### TASK REQUIREMENTS
Go through the records and extract every line with the word "kadar".

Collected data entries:

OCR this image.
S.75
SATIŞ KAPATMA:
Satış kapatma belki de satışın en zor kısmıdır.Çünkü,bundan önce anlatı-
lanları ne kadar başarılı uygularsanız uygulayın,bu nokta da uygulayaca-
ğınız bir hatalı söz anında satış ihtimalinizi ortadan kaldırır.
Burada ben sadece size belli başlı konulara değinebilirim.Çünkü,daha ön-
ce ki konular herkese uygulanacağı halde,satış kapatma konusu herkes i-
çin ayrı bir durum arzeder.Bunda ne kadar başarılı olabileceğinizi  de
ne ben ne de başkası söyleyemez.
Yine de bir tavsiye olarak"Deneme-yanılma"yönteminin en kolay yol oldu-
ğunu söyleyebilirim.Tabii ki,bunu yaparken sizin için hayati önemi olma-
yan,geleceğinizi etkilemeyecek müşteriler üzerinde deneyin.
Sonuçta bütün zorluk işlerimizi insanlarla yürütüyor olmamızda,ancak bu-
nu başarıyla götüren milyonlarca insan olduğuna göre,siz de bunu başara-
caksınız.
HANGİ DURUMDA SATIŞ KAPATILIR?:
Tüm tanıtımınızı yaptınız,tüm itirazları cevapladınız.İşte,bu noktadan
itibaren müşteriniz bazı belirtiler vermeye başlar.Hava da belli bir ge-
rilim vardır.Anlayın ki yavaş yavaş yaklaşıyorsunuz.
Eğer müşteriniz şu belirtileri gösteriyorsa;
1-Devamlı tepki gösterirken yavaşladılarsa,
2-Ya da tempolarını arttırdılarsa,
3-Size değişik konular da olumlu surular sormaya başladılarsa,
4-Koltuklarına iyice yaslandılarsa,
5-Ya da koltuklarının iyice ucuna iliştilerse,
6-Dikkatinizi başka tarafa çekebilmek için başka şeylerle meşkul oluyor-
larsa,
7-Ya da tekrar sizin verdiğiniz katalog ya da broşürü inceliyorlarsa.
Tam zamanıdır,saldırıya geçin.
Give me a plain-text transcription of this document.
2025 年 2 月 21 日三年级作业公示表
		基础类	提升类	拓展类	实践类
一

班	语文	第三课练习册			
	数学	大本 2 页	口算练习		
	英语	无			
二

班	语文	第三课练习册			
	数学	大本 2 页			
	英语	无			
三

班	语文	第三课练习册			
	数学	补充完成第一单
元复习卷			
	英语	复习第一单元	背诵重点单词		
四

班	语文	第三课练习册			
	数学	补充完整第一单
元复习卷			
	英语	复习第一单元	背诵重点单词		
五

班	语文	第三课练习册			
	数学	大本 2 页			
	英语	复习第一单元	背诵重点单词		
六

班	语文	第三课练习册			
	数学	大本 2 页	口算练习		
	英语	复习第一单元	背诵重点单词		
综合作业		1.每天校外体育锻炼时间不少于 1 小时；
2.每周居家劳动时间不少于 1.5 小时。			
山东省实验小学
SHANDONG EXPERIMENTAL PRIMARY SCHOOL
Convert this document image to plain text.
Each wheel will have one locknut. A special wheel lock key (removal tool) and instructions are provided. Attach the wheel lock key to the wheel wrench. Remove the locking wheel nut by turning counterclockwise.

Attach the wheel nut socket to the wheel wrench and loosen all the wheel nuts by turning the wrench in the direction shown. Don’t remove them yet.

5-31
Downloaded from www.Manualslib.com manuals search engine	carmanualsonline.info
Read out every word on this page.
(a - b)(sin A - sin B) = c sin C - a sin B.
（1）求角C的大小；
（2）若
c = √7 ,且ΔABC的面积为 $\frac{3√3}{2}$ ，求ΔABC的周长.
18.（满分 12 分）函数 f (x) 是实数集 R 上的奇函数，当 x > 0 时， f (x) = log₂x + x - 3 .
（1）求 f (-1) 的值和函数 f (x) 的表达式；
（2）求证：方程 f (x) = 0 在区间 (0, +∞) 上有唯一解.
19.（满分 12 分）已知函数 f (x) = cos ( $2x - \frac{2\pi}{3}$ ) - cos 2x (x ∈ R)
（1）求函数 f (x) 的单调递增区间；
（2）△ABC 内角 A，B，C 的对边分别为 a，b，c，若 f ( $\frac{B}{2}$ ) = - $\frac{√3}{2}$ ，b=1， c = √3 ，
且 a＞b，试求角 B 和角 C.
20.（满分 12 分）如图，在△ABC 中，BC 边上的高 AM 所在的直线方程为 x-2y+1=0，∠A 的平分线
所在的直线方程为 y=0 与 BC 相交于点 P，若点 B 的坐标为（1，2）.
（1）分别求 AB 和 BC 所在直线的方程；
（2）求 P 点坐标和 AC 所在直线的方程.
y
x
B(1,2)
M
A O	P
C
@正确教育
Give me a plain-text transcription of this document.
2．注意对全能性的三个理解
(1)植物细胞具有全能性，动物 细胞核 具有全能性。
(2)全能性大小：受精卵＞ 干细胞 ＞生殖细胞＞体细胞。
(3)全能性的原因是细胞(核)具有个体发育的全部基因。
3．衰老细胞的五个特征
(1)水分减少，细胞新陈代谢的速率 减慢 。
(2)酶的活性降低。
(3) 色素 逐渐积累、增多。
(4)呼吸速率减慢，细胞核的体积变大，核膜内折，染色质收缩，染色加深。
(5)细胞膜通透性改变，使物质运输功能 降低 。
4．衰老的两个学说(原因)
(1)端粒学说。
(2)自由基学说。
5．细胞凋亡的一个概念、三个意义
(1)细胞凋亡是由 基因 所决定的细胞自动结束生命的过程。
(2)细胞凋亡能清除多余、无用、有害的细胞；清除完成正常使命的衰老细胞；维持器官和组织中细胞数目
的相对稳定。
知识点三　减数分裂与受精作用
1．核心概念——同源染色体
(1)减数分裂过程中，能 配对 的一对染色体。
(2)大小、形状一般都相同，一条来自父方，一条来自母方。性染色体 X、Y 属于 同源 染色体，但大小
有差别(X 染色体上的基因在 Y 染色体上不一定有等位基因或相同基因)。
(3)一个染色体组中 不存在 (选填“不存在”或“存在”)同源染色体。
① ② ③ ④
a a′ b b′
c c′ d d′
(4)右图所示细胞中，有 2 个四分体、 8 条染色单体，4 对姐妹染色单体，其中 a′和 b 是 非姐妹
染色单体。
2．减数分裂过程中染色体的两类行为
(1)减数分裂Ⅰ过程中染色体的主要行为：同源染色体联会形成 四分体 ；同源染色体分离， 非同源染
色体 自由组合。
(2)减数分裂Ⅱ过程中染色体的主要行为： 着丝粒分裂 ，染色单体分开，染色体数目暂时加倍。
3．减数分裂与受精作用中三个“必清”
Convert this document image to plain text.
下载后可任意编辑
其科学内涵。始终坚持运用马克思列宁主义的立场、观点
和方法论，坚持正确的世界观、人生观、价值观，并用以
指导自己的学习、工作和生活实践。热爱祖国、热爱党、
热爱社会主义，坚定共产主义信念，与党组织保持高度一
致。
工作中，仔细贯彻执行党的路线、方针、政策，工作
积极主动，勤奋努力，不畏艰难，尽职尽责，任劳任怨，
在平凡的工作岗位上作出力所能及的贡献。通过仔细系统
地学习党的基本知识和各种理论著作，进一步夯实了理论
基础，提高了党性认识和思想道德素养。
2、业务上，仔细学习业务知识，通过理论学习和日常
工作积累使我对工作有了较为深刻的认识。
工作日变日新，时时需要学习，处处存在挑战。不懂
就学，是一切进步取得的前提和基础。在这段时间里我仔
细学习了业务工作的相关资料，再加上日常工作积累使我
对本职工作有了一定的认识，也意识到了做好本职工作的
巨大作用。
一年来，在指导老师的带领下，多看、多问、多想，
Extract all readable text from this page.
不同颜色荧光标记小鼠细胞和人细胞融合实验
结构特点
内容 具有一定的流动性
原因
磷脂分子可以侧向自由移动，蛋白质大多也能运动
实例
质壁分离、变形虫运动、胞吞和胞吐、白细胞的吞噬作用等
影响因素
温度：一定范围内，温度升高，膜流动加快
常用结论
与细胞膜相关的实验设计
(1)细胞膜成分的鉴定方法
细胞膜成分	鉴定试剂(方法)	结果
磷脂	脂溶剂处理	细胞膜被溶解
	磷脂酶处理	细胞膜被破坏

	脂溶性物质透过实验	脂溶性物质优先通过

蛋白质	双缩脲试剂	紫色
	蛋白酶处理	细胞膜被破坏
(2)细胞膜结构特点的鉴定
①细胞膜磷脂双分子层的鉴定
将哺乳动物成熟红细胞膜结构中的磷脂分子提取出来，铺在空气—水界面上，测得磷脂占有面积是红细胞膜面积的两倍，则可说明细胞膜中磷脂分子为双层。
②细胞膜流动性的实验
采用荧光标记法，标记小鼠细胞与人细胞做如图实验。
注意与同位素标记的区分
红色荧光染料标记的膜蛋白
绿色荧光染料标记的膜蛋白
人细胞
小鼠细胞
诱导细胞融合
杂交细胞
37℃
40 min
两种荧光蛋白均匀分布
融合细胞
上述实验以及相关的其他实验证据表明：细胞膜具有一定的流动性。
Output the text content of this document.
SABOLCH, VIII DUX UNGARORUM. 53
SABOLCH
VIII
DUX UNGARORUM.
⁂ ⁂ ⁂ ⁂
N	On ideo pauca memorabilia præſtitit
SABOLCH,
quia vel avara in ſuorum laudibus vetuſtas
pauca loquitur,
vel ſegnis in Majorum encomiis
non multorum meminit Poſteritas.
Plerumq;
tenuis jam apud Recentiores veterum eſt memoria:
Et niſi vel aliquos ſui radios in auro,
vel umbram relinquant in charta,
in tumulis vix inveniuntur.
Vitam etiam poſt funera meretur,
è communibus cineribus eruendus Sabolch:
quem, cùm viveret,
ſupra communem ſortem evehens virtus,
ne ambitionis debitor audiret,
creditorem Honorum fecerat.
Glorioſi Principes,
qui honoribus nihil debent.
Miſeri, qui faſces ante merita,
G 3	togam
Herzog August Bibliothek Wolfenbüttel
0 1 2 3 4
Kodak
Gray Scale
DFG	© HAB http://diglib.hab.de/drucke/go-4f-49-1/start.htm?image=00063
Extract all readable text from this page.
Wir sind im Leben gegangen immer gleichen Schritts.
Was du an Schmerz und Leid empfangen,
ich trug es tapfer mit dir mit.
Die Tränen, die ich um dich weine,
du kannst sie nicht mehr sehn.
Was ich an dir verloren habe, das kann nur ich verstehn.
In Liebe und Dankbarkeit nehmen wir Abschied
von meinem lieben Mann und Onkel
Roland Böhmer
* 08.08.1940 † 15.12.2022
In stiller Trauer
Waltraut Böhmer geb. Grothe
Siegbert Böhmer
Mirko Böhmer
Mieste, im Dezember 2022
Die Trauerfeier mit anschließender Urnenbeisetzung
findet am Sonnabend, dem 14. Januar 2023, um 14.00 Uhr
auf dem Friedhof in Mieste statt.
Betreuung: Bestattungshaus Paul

### FINISHED EXERCISE
lanları ne kadar başarılı uygularsanız uygulayın,bu nokta da uygulayaca-
çin ayrı bir durum arzeder.Bunda ne kadar başarılı olabileceğinizi  de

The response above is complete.